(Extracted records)
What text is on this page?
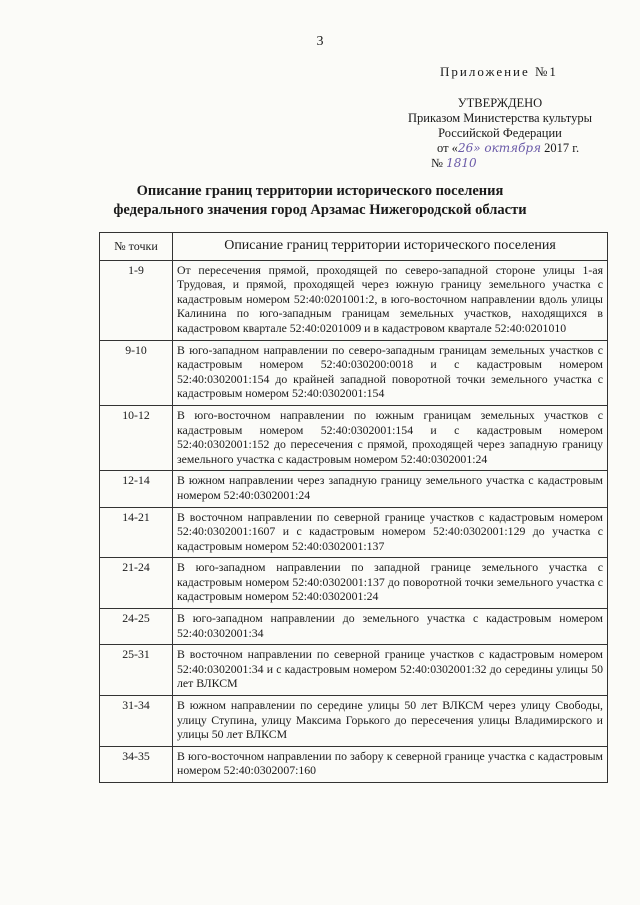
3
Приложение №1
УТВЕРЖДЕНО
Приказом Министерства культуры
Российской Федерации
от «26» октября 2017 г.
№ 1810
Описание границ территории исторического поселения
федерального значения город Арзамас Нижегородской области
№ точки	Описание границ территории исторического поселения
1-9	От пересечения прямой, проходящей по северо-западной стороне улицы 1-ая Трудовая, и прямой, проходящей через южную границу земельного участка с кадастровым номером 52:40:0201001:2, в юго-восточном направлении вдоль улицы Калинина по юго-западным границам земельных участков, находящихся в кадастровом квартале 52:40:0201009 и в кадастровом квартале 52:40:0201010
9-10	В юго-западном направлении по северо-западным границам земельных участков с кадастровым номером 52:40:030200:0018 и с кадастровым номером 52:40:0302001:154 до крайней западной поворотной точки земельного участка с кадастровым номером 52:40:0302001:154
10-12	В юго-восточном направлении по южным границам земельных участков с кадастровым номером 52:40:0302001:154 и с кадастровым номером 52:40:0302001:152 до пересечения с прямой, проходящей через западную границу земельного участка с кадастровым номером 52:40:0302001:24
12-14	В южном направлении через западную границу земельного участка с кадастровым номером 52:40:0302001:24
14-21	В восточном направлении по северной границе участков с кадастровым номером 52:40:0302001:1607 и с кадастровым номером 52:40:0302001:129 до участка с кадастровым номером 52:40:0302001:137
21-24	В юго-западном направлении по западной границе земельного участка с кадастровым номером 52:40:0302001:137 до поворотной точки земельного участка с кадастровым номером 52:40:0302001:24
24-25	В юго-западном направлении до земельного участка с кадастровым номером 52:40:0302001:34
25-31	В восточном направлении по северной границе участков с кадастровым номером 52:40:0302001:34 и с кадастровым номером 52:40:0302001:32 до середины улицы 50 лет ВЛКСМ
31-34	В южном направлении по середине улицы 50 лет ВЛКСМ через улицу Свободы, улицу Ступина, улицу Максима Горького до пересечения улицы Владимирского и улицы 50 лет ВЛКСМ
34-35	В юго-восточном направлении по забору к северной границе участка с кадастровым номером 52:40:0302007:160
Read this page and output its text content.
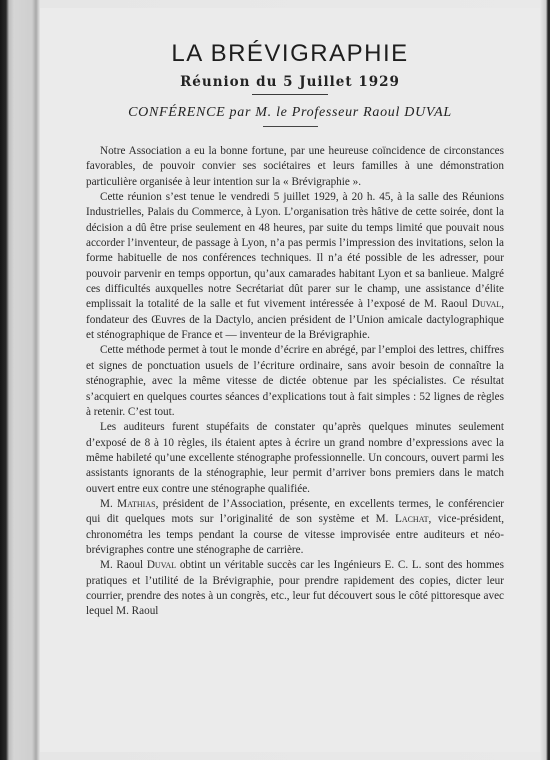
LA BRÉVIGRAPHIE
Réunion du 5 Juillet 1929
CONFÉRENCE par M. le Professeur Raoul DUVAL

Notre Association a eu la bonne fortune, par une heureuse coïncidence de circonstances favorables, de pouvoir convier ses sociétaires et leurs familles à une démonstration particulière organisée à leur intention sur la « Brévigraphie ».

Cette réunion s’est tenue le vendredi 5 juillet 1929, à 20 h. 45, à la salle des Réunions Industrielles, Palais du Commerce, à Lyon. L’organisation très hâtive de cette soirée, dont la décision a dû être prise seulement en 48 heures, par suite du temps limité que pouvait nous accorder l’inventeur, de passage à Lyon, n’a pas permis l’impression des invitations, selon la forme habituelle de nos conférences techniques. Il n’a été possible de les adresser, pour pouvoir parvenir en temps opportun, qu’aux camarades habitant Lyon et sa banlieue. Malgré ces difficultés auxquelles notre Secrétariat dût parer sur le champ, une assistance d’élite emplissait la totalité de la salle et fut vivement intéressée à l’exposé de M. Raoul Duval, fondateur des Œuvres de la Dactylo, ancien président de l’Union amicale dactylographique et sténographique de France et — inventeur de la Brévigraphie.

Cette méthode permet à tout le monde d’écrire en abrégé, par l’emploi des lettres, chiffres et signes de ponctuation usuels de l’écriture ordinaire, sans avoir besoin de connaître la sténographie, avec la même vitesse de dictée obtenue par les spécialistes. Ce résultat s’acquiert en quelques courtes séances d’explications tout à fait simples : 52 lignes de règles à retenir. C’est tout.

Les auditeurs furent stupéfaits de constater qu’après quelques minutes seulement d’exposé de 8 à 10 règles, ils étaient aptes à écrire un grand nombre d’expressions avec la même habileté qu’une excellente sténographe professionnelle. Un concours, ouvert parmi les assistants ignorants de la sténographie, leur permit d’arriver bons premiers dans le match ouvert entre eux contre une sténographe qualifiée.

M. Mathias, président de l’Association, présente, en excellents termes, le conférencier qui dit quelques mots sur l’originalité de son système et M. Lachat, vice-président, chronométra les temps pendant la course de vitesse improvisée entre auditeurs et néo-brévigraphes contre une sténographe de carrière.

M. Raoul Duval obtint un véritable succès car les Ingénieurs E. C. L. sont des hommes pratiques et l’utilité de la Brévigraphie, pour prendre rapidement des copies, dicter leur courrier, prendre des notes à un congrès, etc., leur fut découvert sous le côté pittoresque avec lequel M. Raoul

==

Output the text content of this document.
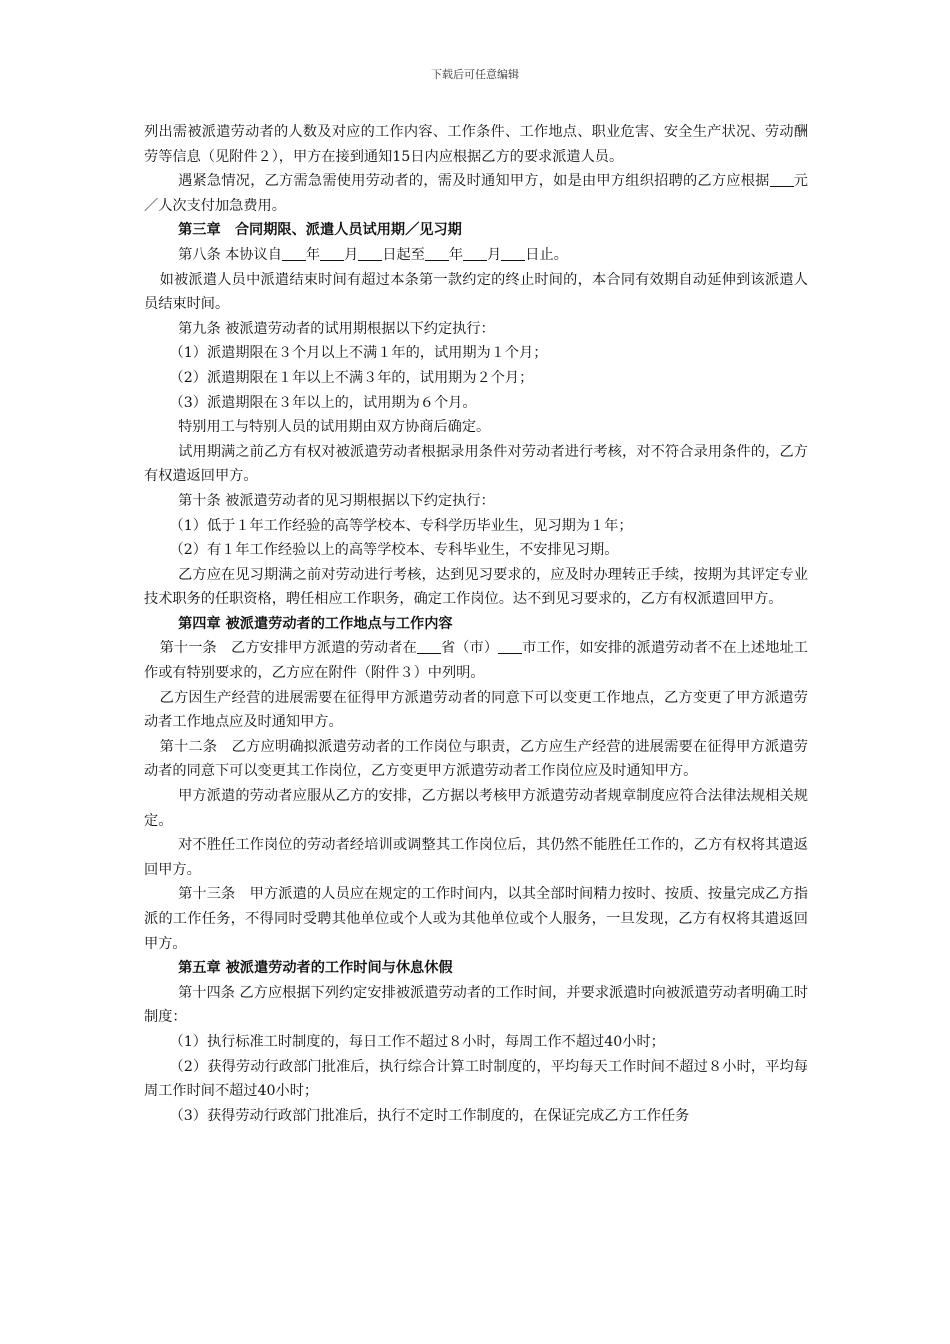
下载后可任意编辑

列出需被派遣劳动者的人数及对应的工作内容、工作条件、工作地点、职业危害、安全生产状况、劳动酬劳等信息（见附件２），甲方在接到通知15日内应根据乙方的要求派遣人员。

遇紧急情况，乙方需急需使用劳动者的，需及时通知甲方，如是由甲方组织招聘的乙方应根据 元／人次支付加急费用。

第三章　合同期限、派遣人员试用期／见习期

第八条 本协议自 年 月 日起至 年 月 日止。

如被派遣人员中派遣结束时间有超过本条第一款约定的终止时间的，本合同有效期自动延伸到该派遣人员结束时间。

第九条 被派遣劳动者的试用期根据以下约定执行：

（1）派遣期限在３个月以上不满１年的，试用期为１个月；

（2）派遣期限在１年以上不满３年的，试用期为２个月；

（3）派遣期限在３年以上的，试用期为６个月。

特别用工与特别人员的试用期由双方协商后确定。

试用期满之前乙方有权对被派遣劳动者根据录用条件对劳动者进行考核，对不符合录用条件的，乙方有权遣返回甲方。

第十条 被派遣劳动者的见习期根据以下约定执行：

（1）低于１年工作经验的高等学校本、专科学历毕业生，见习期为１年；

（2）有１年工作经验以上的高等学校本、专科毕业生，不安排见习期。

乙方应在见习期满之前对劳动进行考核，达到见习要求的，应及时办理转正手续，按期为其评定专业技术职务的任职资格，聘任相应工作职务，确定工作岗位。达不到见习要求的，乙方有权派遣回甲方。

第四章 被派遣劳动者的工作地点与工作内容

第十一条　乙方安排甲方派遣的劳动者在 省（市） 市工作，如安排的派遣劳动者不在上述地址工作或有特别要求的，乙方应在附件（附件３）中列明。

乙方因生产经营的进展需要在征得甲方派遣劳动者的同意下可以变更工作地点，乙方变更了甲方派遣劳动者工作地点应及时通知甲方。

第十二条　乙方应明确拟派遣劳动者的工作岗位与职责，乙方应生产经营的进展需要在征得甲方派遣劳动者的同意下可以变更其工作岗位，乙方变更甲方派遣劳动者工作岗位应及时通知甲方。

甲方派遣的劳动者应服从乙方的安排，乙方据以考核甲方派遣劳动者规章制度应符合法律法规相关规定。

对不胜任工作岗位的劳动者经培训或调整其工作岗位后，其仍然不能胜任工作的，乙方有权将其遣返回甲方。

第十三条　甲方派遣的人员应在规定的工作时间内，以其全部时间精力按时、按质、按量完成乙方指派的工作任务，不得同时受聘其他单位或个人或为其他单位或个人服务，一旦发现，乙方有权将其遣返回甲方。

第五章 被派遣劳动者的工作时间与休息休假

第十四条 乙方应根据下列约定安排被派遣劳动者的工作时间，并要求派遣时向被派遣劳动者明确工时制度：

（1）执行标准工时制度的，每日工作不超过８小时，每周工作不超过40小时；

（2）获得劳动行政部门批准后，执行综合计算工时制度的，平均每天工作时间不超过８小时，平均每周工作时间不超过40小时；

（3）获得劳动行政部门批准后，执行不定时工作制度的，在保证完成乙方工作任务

* * *

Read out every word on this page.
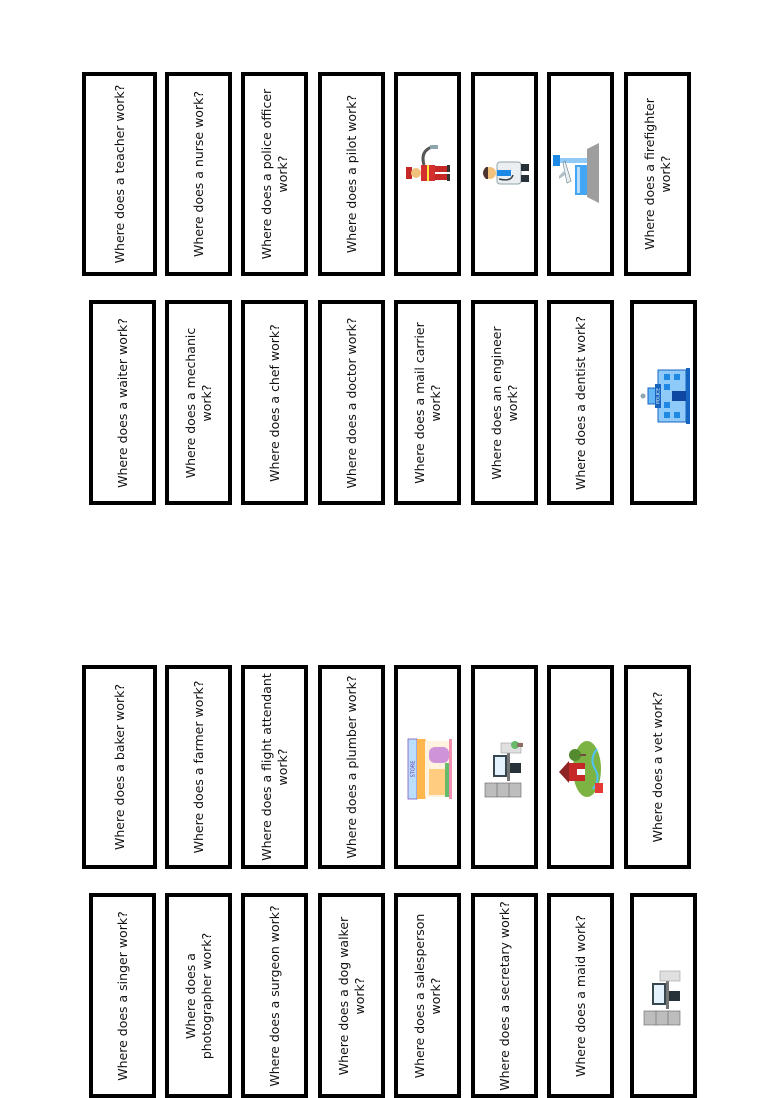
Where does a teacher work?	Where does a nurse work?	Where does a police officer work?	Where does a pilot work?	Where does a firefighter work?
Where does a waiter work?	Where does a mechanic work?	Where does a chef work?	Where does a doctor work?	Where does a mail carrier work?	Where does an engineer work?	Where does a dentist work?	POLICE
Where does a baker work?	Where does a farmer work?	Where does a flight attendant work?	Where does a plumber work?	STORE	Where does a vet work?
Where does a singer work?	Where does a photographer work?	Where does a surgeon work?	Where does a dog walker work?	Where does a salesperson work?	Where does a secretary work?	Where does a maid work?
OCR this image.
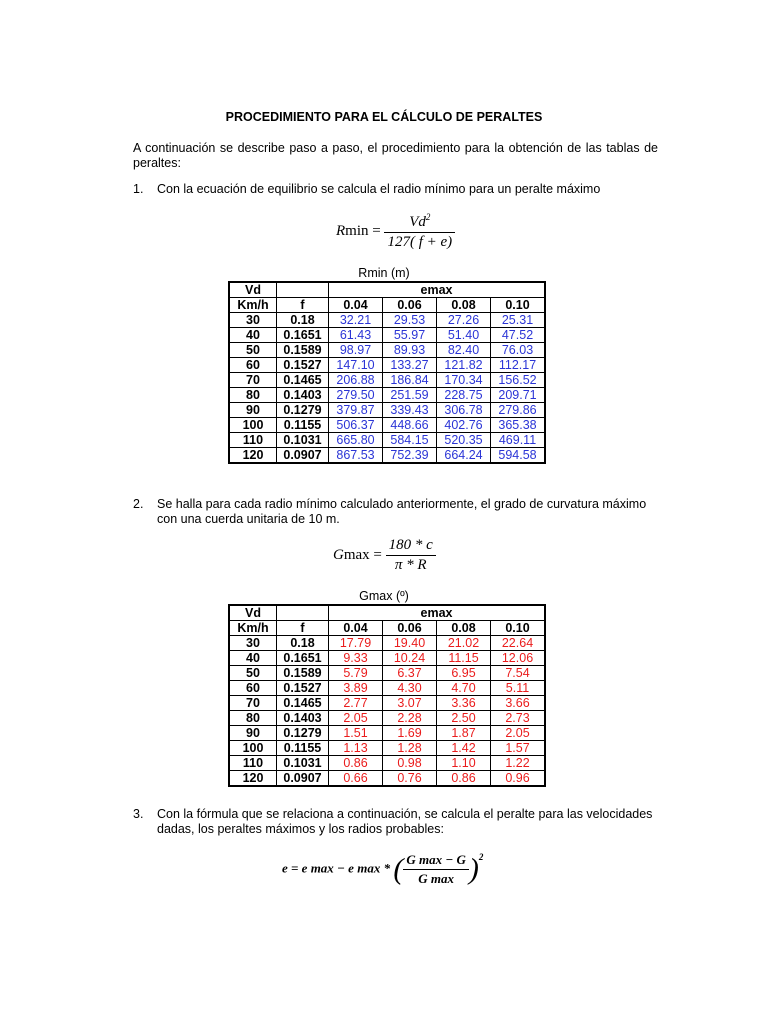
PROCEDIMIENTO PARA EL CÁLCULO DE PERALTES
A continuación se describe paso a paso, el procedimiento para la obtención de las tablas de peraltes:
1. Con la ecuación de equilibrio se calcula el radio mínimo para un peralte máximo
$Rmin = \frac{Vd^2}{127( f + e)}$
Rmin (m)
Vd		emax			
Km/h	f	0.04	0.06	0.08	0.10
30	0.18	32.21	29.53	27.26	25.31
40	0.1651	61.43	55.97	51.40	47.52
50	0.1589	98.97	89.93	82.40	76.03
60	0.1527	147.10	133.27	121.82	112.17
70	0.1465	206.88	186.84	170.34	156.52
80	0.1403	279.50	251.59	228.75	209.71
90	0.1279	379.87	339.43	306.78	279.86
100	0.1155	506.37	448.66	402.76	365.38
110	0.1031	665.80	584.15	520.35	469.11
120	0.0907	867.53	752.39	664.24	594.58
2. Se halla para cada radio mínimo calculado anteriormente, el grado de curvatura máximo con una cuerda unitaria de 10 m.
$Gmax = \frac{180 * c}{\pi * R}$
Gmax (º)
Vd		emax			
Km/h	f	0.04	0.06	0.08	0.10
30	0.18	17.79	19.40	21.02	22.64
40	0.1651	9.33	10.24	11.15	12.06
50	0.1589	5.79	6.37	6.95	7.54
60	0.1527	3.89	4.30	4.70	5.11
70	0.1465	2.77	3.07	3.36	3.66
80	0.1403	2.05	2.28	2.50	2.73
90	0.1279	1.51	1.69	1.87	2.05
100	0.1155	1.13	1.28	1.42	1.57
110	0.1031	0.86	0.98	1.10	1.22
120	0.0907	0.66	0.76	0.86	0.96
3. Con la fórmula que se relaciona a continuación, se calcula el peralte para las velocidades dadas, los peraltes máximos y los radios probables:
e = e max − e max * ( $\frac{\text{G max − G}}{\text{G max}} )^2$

_What you have to do_. Gather up the lines that contain the word "auditeurs".

_Expected answer_.
Les auditeurs furent stupéfaits de constater qu’après quelques minutes seulement d’exposé de 8 à 10 règles, ils étaient aptes à écrire un grand nombre d’expressions avec la même habileté qu’une excellente sténographe professionnelle. Un concours, ouvert parmi les assistants ignorants de la sténographie, leur permit d’arriver bons premiers dans le match ouvert entre eux contre une sténographe qualifiée.
M. Mathias, président de l’Association, présente, en excellents termes, le conférencier qui dit quelques mots sur l’originalité de son système et M. Lachat, vice-président, chronométra les temps pendant la course de vitesse improvisée entre auditeurs et néo-brévigraphes contre une sténographe de carrière.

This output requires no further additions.